# start of RECORDS FOR THIS EXERCISE

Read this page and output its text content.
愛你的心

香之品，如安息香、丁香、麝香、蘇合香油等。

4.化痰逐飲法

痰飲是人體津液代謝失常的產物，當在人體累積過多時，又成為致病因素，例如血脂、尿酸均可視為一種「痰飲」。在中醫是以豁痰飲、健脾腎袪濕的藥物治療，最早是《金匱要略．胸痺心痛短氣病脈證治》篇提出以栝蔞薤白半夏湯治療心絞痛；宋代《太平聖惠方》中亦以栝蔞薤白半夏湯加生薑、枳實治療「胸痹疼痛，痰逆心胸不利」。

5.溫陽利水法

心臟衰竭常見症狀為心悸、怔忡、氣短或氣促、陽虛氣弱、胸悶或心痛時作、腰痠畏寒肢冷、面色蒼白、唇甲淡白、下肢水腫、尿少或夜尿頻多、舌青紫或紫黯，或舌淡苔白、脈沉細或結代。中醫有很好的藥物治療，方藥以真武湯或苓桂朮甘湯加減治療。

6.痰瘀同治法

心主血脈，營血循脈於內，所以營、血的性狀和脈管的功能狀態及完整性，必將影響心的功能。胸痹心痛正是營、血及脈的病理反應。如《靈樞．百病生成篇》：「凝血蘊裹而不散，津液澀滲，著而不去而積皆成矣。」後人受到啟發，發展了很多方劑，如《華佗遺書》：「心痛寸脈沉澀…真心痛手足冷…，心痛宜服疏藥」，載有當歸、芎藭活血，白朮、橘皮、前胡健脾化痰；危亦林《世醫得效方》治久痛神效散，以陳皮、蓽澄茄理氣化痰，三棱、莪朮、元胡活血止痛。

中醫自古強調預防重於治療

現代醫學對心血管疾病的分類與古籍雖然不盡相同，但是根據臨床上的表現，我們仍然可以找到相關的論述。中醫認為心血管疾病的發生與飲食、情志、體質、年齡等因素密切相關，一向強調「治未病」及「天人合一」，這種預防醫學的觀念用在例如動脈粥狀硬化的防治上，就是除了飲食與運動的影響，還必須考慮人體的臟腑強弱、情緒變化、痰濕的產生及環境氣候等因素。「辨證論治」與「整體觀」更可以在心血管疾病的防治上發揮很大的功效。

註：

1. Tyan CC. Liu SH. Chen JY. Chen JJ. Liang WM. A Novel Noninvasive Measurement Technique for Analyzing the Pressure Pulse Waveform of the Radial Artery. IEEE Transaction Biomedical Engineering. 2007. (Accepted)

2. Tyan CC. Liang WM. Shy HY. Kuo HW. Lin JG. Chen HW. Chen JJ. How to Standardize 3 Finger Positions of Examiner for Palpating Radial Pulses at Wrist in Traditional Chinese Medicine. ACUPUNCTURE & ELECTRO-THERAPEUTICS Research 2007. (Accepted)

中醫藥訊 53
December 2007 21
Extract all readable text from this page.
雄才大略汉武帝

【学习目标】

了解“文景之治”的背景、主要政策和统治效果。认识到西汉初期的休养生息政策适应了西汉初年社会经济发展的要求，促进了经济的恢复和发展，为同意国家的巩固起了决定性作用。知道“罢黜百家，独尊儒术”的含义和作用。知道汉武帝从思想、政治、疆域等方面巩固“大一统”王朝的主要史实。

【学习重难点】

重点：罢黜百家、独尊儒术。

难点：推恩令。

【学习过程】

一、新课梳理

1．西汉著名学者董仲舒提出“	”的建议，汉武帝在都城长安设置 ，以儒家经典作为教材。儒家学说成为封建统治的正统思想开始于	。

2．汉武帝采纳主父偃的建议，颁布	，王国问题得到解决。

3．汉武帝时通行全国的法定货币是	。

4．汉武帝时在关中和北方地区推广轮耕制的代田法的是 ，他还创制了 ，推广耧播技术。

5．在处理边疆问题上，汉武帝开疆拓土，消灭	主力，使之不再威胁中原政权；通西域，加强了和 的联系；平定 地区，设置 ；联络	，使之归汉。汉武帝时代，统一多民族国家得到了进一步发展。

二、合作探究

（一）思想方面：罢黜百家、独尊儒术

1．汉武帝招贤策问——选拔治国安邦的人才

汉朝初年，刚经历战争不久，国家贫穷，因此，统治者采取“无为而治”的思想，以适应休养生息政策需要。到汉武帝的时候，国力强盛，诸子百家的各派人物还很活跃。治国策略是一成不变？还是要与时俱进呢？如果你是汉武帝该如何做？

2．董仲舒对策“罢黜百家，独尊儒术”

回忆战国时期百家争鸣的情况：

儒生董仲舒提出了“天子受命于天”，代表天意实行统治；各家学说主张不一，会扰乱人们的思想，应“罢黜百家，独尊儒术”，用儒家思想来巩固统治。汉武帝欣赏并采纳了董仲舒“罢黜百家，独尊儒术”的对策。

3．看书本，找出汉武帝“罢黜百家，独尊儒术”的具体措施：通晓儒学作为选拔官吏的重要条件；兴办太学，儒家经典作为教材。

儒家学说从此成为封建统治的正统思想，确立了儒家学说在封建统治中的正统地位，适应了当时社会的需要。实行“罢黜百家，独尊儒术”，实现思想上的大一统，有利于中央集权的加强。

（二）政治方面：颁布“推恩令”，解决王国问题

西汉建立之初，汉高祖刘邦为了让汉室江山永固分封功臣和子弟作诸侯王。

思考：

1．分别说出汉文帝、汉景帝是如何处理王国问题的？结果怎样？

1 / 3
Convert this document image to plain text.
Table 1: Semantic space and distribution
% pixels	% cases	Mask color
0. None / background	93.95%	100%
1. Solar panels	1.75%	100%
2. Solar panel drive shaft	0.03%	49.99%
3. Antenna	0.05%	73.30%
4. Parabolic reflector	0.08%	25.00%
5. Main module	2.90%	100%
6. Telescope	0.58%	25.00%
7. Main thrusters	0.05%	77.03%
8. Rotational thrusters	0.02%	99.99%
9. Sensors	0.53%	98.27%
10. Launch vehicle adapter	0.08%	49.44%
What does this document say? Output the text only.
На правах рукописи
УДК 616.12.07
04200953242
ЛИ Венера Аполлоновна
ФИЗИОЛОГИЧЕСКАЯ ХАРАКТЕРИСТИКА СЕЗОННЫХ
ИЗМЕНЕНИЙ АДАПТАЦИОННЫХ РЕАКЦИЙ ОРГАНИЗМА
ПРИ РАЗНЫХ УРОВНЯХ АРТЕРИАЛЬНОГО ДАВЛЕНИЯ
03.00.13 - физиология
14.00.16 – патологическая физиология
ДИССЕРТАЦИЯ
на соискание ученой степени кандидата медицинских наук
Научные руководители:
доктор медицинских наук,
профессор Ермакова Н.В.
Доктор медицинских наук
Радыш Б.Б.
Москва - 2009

# end of RECORDS FOR THIS EXERCISE

» **OBJECTIVE**
Your answer should be a single number: the count of lines in the data that include the word "Accepted".

» **SOLVED PROBLEM**
2